(Data entries)
◇ ◇ ◇ ◇

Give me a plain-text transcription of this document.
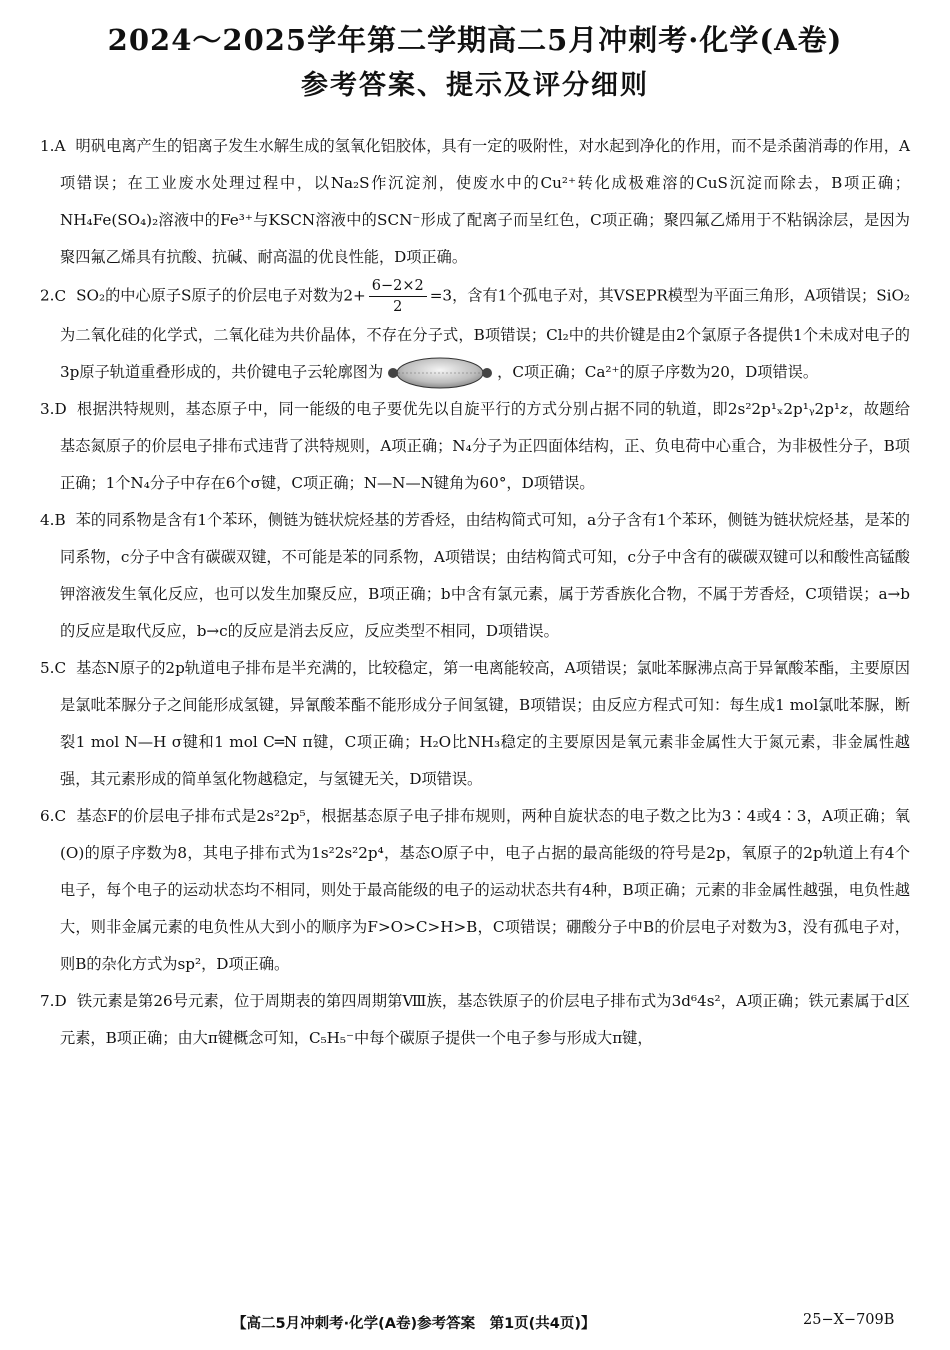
2024～2025学年第二学期高二5月冲刺考·化学(A卷)
参考答案、提示及评分细则

1.A 明矾电离产生的铝离子发生水解生成的氢氧化铝胶体，具有一定的吸附性，对水起到净化的作用，而不是杀菌消毒的作用，A项错误；在工业废水处理过程中，以Na₂S作沉淀剂，使废水中的Cu²⁺转化成极难溶的CuS沉淀而除去，B项正确；NH₄Fe(SO₄)₂溶液中的Fe³⁺与KSCN溶液中的SCN⁻形成了配离子而呈红色，C项正确；聚四氟乙烯用于不粘锅涂层，是因为聚四氟乙烯具有抗酸、抗碱、耐高温的优良性能，D项正确。

2.C SO₂的中心原子S原子的价层电子对数为$2+ \frac{6-2\times 2}{2} =3$，含有1个孤电子对，其VSEPR模型为平面三角形，A项错误；SiO₂为二氧化硅的化学式，二氧化硅为共价晶体，不存在分子式，B项错误；Cl₂中的共价键是由2个氯原子各提供1个未成对电子的3p原子轨道重叠形成的，共价键电子云轮廓图为	，C项正确；Ca²⁺的原子序数为20，D项错误。

3.D 根据洪特规则，基态原子中，同一能级的电子要优先以自旋平行的方式分别占据不同的轨道，即2s²2p¹ₓ2p¹ᵧ2p¹𝑧，故题给基态氮原子的价层电子排布式违背了洪特规则，A项正确；N₄分子为正四面体结构，正、负电荷中心重合，为非极性分子，B项正确；1个N₄分子中存在6个σ键，C项正确；N—N—N键角为60°，D项错误。

4.B 苯的同系物是含有1个苯环，侧链为链状烷烃基的芳香烃，由结构简式可知，a分子含有1个苯环，侧链为链状烷烃基，是苯的同系物，c分子中含有碳碳双键，不可能是苯的同系物，A项错误；由结构简式可知，c分子中含有的碳碳双键可以和酸性高锰酸钾溶液发生氧化反应，也可以发生加聚反应，B项正确；b中含有氯元素，属于芳香族化合物，不属于芳香烃，C项错误；a→b的反应是取代反应，b→c的反应是消去反应，反应类型不相同，D项错误。

5.C 基态N原子的2p轨道电子排布是半充满的，比较稳定，第一电离能较高，A项错误；氯吡苯脲沸点高于异氰酸苯酯，主要原因是氯吡苯脲分子之间能形成氢键，异氰酸苯酯不能形成分子间氢键，B项错误；由反应方程式可知：每生成1 mol氯吡苯脲，断裂1 mol N—H σ键和1 mol C═N π键，C项正确；H₂O比NH₃稳定的主要原因是氧元素非金属性大于氮元素，非金属性越强，其元素形成的简单氢化物越稳定，与氢键无关，D项错误。

6.C 基态F的价层电子排布式是2s²2p⁵，根据基态原子电子排布规则，两种自旋状态的电子数之比为3∶4或4∶3，A项正确；氧(O)的原子序数为8，其电子排布式为1s²2s²2p⁴，基态O原子中，电子占据的最高能级的符号是2p，氧原子的2p轨道上有4个电子，每个电子的运动状态均不相同，则处于最高能级的电子的运动状态共有4种，B项正确；元素的非金属性越强，电负性越大，则非金属元素的电负性从大到小的顺序为F>O>C>H>B，C项错误；硼酸分子中B的价层电子对数为3，没有孤电子对，则B的杂化方式为sp²，D项正确。

7.D 铁元素是第26号元素，位于周期表的第四周期第Ⅷ族，基态铁原子的价层电子排布式为3d⁶4s²，A项正确；铁元素属于d区元素，B项正确；由大π键概念可知，C₅H₅⁻中每个碳原子提供一个电子参与形成大π键，

【高二5月冲刺考·化学(A卷)参考答案　第1页(共4页)】	25−X−709B
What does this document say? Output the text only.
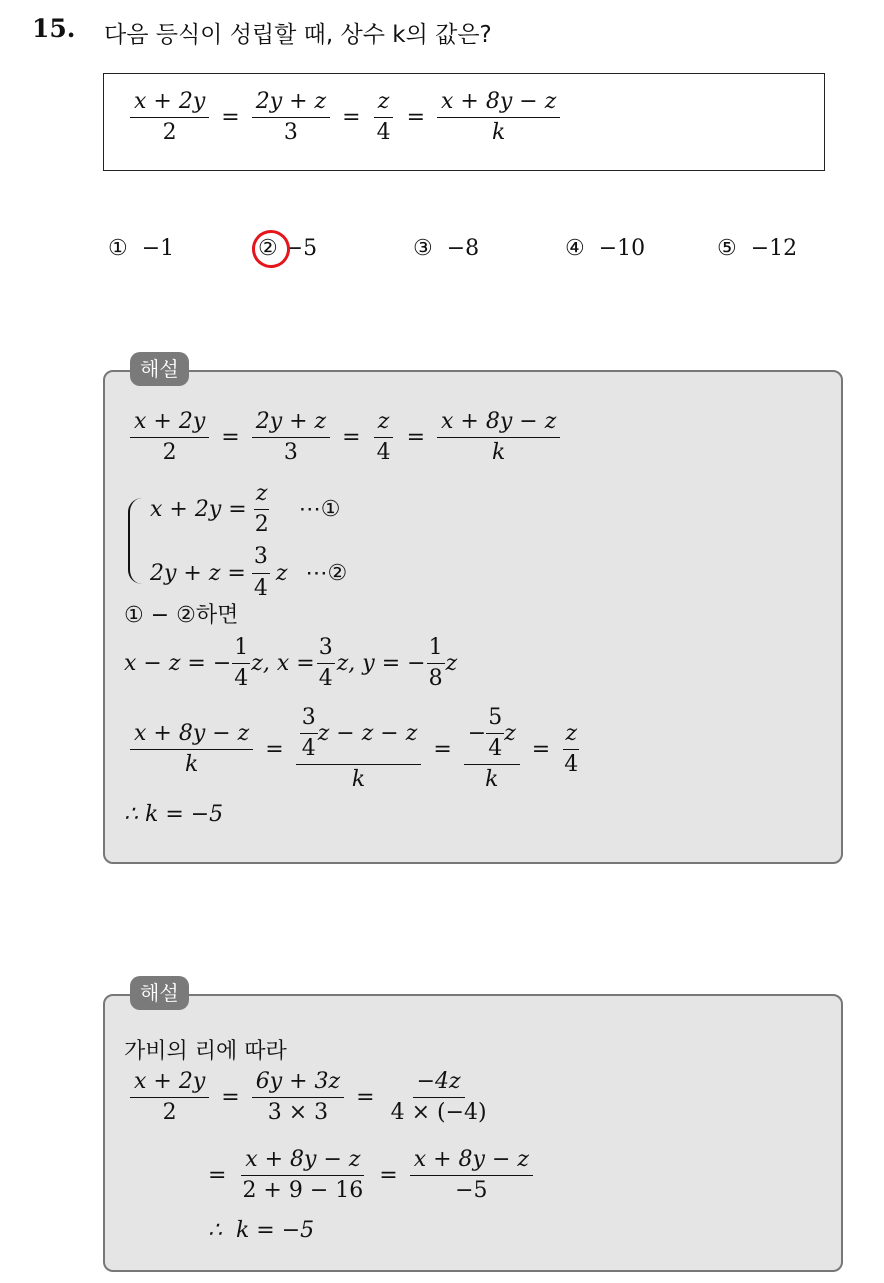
15. 다음 등식이 성립할 때, 상수 k의 값은?
$\frac{x + 2y}{2} = \frac{2y + z}{3} = \frac{z}{4} = \frac{x + 8y - z}{k}$
① −1	② −5	③ −8	④ −10	⑤ −12
해설
$\frac{x + 2y}{2} = \frac{2y + z}{3} = \frac{z}{4} = \frac{x + 8y - z}{k}$
$x + 2y = \frac{z}{2}$ ⋯①
$2y + z = \frac{3}{4}$ z ⋯②
① − ②하면
x − z = − $\frac{1}{4} z$, $x = \frac{3}{4} z$, y = − $\frac{1}{8}$ z
$\frac{x + 8y - z}{k} = \frac{\frac{3}{4} z - z - z}{k} = \frac{- \frac{5}{4} z}{k} = \frac{z}{4}$
∴ k = −5
해설
가비의 리에 따라
$\frac{x + 2y}{2} = \frac{6y + 3z}{3 \times 3} = \frac{-4z}{4 \times (-4)}$
= $\frac{x + 8y - z}{2 + 9 - 16} = \frac{x + 8y - z}{-5}$
∴  k = −5
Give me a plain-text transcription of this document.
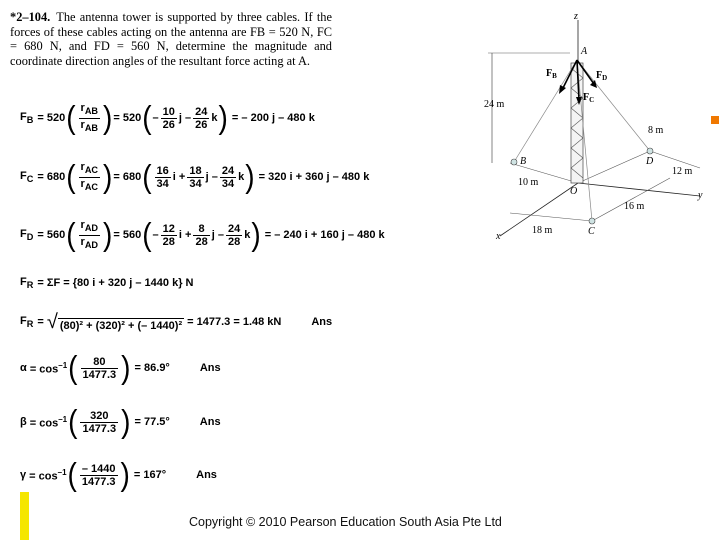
*2–104. The antenna tower is supported by three cables. If the forces of these cables acting on the antenna are FB = 520 N, FC = 680 N, and FD = 560 N, determine the magnitude and coordinate direction angles of the resultant force acting at A.
$F_B = 520$ ( $\frac{r_{AB}}{r_{AB}}$ ) = 520 ( – $\frac{10}{26}$ j – $\frac{24}{26}$ k ) = – 200 j – 480 k
$F_C = 680$ ( $\frac{r_{AC}}{r_{AC}}$ ) = 680 ( $\frac{16}{34}$ $i + \frac{18}{34}$ j – $\frac{24}{34}$ k ) = 320 i + 360 j – 480 k
$F_D = 560$ ( $\frac{r_{AD}}{r_{AD}}$ ) = 560 ( – $\frac{12}{28}$ $i + \frac{8}{28}$ j – $\frac{24}{28}$ k ) = – 240 i + 160 j – 480 k
$F_R = \Sigma F = \{80$ i + 320 j – 1440 k} N
$F_R$ = √ (80)² + (320)² + (– 1440)²
= 1477.3 = 1.48 kN	Ans
$\alpha = \cos^{-1}$ ( $\frac{80}{1477.3}$ )
= 86.9°	Ans
$\beta = \cos^{-1}$ ( $\frac{320}{1477.3}$ )
= 77.5°	Ans
$\gamma = \cos^{-1}$ ( $\frac{- 1440}{1477.3}$ )
= 167°	Ans
z
A
$F_B$	$F_D$
$F_C$
24 m
8 m
B	D
12 m
10 m
O	y
16 m
x
18 m	C
Copyright © 2010 Pearson Education South Asia Pte Ltd
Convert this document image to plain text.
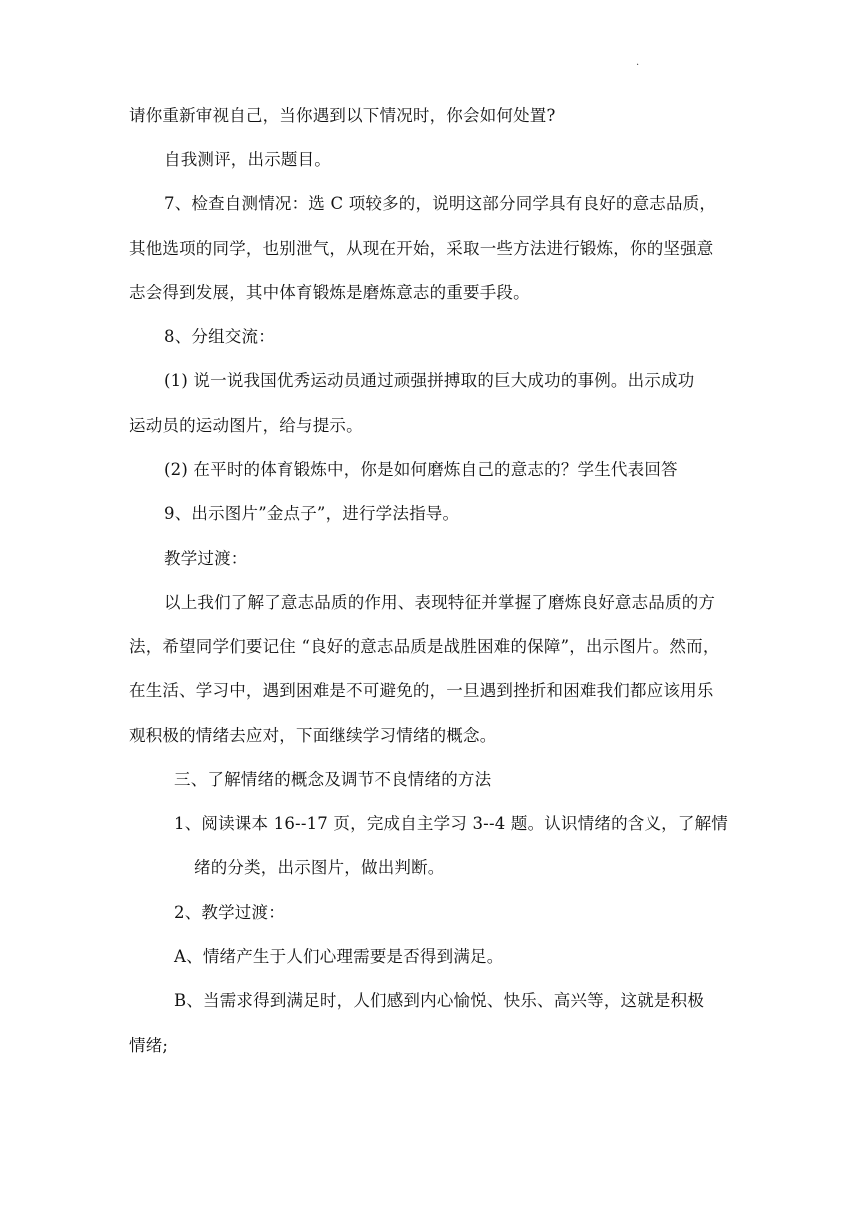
.
请你重新审视自己，当你遇到以下情况时，你会如何处置?
自我测评，出示题目。
7、检查自测情况：选 C 项较多的，说明这部分同学具有良好的意志品质，
其他选项的同学，也别泄气，从现在开始，采取一些方法进行锻炼，你的坚强意
志会得到发展，其中体育锻炼是磨炼意志的重要手段。
8、分组交流：
(1) 说一说我国优秀运动员通过顽强拼搏取的巨大成功的事例。出示成功
运动员的运动图片，给与提示。
(2) 在平时的体育锻炼中，你是如何磨炼自己的意志的？学生代表回答
9、出示图片”金点子”，进行学法指导。
教学过渡：
以上我们了解了意志品质的作用、表现特征并掌握了磨炼良好意志品质的方
法，希望同学们要记住 “良好的意志品质是战胜困难的保障”，出示图片。然而，
在生活、学习中，遇到困难是不可避免的，一旦遇到挫折和困难我们都应该用乐
观积极的情绪去应对，下面继续学习情绪的概念。
三、了解情绪的概念及调节不良情绪的方法
1、阅读课本 16--17 页，完成自主学习 3--4 题。认识情绪的含义，了解情
绪的分类，出示图片，做出判断。
2、教学过渡：
A、情绪产生于人们心理需要是否得到满足。
B、当需求得到满足时，人们感到内心愉悦、快乐、高兴等，这就是积极
情绪;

◇ ◇ ◇ ◇

* _WHAT YOU HAVE TO DO_
Leave the pictures out and reproduce all of the records exactly.

* _WRITTEN RESPONSE_
Give me a plain-text transcription of this document.
2024～2025学年第二学期高二5月冲刺考·化学(A卷)
参考答案、提示及评分细则

1.A 明矾电离产生的铝离子发生水解生成的氢氧化铝胶体，具有一定的吸附性，对水起到净化的作用，而不是杀菌消毒的作用，A项错误；在工业废水处理过程中，以Na₂S作沉淀剂，使废水中的Cu²⁺转化成极难溶的CuS沉淀而除去，B项正确；NH₄Fe(SO₄)₂溶液中的Fe³⁺与KSCN溶液中的SCN⁻形成了配离子而呈红色，C项正确；聚四氟乙烯用于不粘锅涂层，是因为聚四氟乙烯具有抗酸、抗碱、耐高温的优良性能，D项正确。

2.C SO₂的中心原子S原子的价层电子对数为$2+ \frac{6-2\times 2}{2} =3$，含有1个孤电子对，其VSEPR模型为平面三角形，A项错误；SiO₂为二氧化硅的化学式，二氧化硅为共价晶体，不存在分子式，B项错误；Cl₂中的共价键是由2个氯原子各提供1个未成对电子的3p原子轨道重叠形成的，共价键电子云轮廓图为	，C项正确；Ca²⁺的原子序数为20，D项错误。

3.D 根据洪特规则，基态原子中，同一能级的电子要优先以自旋平行的方式分别占据不同的轨道，即2s²2p¹ₓ2p¹ᵧ2p¹𝑧，故题给基态氮原子的价层电子排布式违背了洪特规则，A项正确；N₄分子为正四面体结构，正、负电荷中心重合，为非极性分子，B项正确；1个N₄分子中存在6个σ键，C项正确；N—N—N键角为60°，D项错误。

4.B 苯的同系物是含有1个苯环，侧链为链状烷烃基的芳香烃，由结构简式可知，a分子含有1个苯环，侧链为链状烷烃基，是苯的同系物，c分子中含有碳碳双键，不可能是苯的同系物，A项错误；由结构简式可知，c分子中含有的碳碳双键可以和酸性高锰酸钾溶液发生氧化反应，也可以发生加聚反应，B项正确；b中含有氯元素，属于芳香族化合物，不属于芳香烃，C项错误；a→b的反应是取代反应，b→c的反应是消去反应，反应类型不相同，D项错误。

5.C 基态N原子的2p轨道电子排布是半充满的，比较稳定，第一电离能较高，A项错误；氯吡苯脲沸点高于异氰酸苯酯，主要原因是氯吡苯脲分子之间能形成氢键，异氰酸苯酯不能形成分子间氢键，B项错误；由反应方程式可知：每生成1 mol氯吡苯脲，断裂1 mol N—H σ键和1 mol C═N π键，C项正确；H₂O比NH₃稳定的主要原因是氧元素非金属性大于氮元素，非金属性越强，其元素形成的简单氢化物越稳定，与氢键无关，D项错误。

6.C 基态F的价层电子排布式是2s²2p⁵，根据基态原子电子排布规则，两种自旋状态的电子数之比为3∶4或4∶3，A项正确；氧(O)的原子序数为8，其电子排布式为1s²2s²2p⁴，基态O原子中，电子占据的最高能级的符号是2p，氧原子的2p轨道上有4个电子，每个电子的运动状态均不相同，则处于最高能级的电子的运动状态共有4种，B项正确；元素的非金属性越强，电负性越大，则非金属元素的电负性从大到小的顺序为F>O>C>H>B，C项错误；硼酸分子中B的价层电子对数为3，没有孤电子对，则B的杂化方式为sp²，D项正确。

7.D 铁元素是第26号元素，位于周期表的第四周期第Ⅷ族，基态铁原子的价层电子排布式为3d⁶4s²，A项正确；铁元素属于d区元素，B项正确；由大π键概念可知，C₅H₅⁻中每个碳原子提供一个电子参与形成大π键，

【高二5月冲刺考·化学(A卷)参考答案　第1页(共4页)】	25−X−709B
What does this document say? Output the text only.
15. 다음 등식이 성립할 때, 상수 k의 값은?
$\frac{x + 2y}{2} = \frac{2y + z}{3} = \frac{z}{4} = \frac{x + 8y - z}{k}$
① −1	② −5	③ −8	④ −10	⑤ −12
해설
$\frac{x + 2y}{2} = \frac{2y + z}{3} = \frac{z}{4} = \frac{x + 8y - z}{k}$
$x + 2y = \frac{z}{2}$ ⋯①
$2y + z = \frac{3}{4}$ z ⋯②
① − ②하면
x − z = − $\frac{1}{4} z$, $x = \frac{3}{4} z$, y = − $\frac{1}{8}$ z
$\frac{x + 8y - z}{k} = \frac{\frac{3}{4} z - z - z}{k} = \frac{- \frac{5}{4} z}{k} = \frac{z}{4}$
∴ k = −5
해설
가비의 리에 따라
$\frac{x + 2y}{2} = \frac{6y + 3z}{3 \times 3} = \frac{-4z}{4 \times (-4)}$
= $\frac{x + 8y - z}{2 + 9 - 16} = \frac{x + 8y - z}{-5}$
∴  k = −5
Give me a plain-text transcription of this document.
*2–104. The antenna tower is supported by three cables. If the forces of these cables acting on the antenna are FB = 520 N, FC = 680 N, and FD = 560 N, determine the magnitude and coordinate direction angles of the resultant force acting at A.
$F_B = 520$ ( $\frac{r_{AB}}{r_{AB}}$ ) = 520 ( – $\frac{10}{26}$ j – $\frac{24}{26}$ k ) = – 200 j – 480 k
$F_C = 680$ ( $\frac{r_{AC}}{r_{AC}}$ ) = 680 ( $\frac{16}{34}$ $i + \frac{18}{34}$ j – $\frac{24}{34}$ k ) = 320 i + 360 j – 480 k
$F_D = 560$ ( $\frac{r_{AD}}{r_{AD}}$ ) = 560 ( – $\frac{12}{28}$ $i + \frac{8}{28}$ j – $\frac{24}{28}$ k ) = – 240 i + 160 j – 480 k
$F_R = \Sigma F = \{80$ i + 320 j – 1440 k} N
$F_R$ = √ (80)² + (320)² + (– 1440)²
= 1477.3 = 1.48 kN	Ans
$\alpha = \cos^{-1}$ ( $\frac{80}{1477.3}$ )
= 86.9°	Ans
$\beta = \cos^{-1}$ ( $\frac{320}{1477.3}$ )
= 77.5°	Ans
$\gamma = \cos^{-1}$ ( $\frac{- 1440}{1477.3}$ )
= 167°	Ans
z
A
$F_B$	$F_D$
$F_C$
24 m
8 m
B	D
12 m
10 m
O	y
16 m
x
18 m	C
Copyright © 2010 Pearson Education South Asia Pte Ltd
Convert this document image to plain text.
.
请你重新审视自己，当你遇到以下情况时，你会如何处置?
自我测评，出示题目。
7、检查自测情况：选 C 项较多的，说明这部分同学具有良好的意志品质，
其他选项的同学，也别泄气，从现在开始，采取一些方法进行锻炼，你的坚强意
志会得到发展，其中体育锻炼是磨炼意志的重要手段。
8、分组交流：
(1) 说一说我国优秀运动员通过顽强拼搏取的巨大成功的事例。出示成功
运动员的运动图片，给与提示。
(2) 在平时的体育锻炼中，你是如何磨炼自己的意志的？学生代表回答
9、出示图片”金点子”，进行学法指导。
教学过渡：
以上我们了解了意志品质的作用、表现特征并掌握了磨炼良好意志品质的方
法，希望同学们要记住 “良好的意志品质是战胜困难的保障”，出示图片。然而，
在生活、学习中，遇到困难是不可避免的，一旦遇到挫折和困难我们都应该用乐
观积极的情绪去应对，下面继续学习情绪的概念。
三、了解情绪的概念及调节不良情绪的方法
1、阅读课本 16--17 页，完成自主学习 3--4 题。认识情绪的含义，了解情
绪的分类，出示图片，做出判断。
2、教学过渡：
A、情绪产生于人们心理需要是否得到满足。
B、当需求得到满足时，人们感到内心愉悦、快乐、高兴等，这就是积极
情绪;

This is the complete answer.